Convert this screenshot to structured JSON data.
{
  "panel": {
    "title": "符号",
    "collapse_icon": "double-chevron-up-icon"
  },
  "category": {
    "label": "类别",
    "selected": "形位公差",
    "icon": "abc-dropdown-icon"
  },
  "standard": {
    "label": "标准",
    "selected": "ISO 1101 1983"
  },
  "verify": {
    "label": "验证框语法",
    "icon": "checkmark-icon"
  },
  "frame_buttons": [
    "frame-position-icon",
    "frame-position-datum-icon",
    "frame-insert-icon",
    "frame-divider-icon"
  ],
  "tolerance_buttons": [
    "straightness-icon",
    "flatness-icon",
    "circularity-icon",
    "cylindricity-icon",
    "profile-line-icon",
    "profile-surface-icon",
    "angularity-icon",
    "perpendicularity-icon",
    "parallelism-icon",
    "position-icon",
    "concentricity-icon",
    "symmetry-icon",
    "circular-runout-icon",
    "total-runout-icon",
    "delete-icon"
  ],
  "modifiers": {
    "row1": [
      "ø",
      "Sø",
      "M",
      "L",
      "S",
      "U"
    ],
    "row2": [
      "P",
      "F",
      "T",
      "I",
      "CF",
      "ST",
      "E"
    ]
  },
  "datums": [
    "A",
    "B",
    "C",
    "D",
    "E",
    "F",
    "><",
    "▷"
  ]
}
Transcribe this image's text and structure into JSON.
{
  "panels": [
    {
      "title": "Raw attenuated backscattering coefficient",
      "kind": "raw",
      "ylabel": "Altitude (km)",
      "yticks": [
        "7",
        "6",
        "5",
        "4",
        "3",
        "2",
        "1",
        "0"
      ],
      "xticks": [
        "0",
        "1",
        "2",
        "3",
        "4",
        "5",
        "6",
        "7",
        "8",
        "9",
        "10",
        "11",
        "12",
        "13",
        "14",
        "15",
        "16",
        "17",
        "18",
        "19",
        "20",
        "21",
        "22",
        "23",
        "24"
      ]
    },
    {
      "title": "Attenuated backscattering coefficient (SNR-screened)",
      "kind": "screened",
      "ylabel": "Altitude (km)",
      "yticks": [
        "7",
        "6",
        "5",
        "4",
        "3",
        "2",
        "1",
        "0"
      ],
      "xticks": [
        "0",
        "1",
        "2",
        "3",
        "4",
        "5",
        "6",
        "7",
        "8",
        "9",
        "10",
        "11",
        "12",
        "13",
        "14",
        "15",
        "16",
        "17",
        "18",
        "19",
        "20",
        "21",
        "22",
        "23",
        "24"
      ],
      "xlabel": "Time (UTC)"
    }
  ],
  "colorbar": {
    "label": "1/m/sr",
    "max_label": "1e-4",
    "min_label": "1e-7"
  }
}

### Instruction
Your task is to extract all of the records exactly.

### Solved exercise
Convert this screenshot to structured JSON data.
{
  "panel": {
    "title": "符号",
    "collapse_icon": "double-chevron-up-icon"
  },
  "category": {
    "label": "类别",
    "selected": "形位公差",
    "icon": "abc-dropdown-icon"
  },
  "standard": {
    "label": "标准",
    "selected": "ISO 1101 1983"
  },
  "verify": {
    "label": "验证框语法",
    "icon": "checkmark-icon"
  },
  "frame_buttons": [
    "frame-position-icon",
    "frame-position-datum-icon",
    "frame-insert-icon",
    "frame-divider-icon"
  ],
  "tolerance_buttons": [
    "straightness-icon",
    "flatness-icon",
    "circularity-icon",
    "cylindricity-icon",
    "profile-line-icon",
    "profile-surface-icon",
    "angularity-icon",
    "perpendicularity-icon",
    "parallelism-icon",
    "position-icon",
    "concentricity-icon",
    "symmetry-icon",
    "circular-runout-icon",
    "total-runout-icon",
    "delete-icon"
  ],
  "modifiers": {
    "row1": [
      "ø",
      "Sø",
      "M",
      "L",
      "S",
      "U"
    ],
    "row2": [
      "P",
      "F",
      "T",
      "I",
      "CF",
      "ST",
      "E"
    ]
  },
  "datums": [
    "A",
    "B",
    "C",
    "D",
    "E",
    "F",
    "><",
    "▷"
  ]
}
Transcribe this image's text and structure into JSON.
{
  "panels": [
    {
      "title": "Raw attenuated backscattering coefficient",
      "kind": "raw",
      "ylabel": "Altitude (km)",
      "yticks": [
        "7",
        "6",
        "5",
        "4",
        "3",
        "2",
        "1",
        "0"
      ],
      "xticks": [
        "0",
        "1",
        "2",
        "3",
        "4",
        "5",
        "6",
        "7",
        "8",
        "9",
        "10",
        "11",
        "12",
        "13",
        "14",
        "15",
        "16",
        "17",
        "18",
        "19",
        "20",
        "21",
        "22",
        "23",
        "24"
      ]
    },
    {
      "title": "Attenuated backscattering coefficient (SNR-screened)",
      "kind": "screened",
      "ylabel": "Altitude (km)",
      "yticks": [
        "7",
        "6",
        "5",
        "4",
        "3",
        "2",
        "1",
        "0"
      ],
      "xticks": [
        "0",
        "1",
        "2",
        "3",
        "4",
        "5",
        "6",
        "7",
        "8",
        "9",
        "10",
        "11",
        "12",
        "13",
        "14",
        "15",
        "16",
        "17",
        "18",
        "19",
        "20",
        "21",
        "22",
        "23",
        "24"
      ],
      "xlabel": "Time (UTC)"
    }
  ],
  "colorbar": {
    "label": "1/m/sr",
    "max_label": "1e-4",
    "min_label": "1e-7"
  }
}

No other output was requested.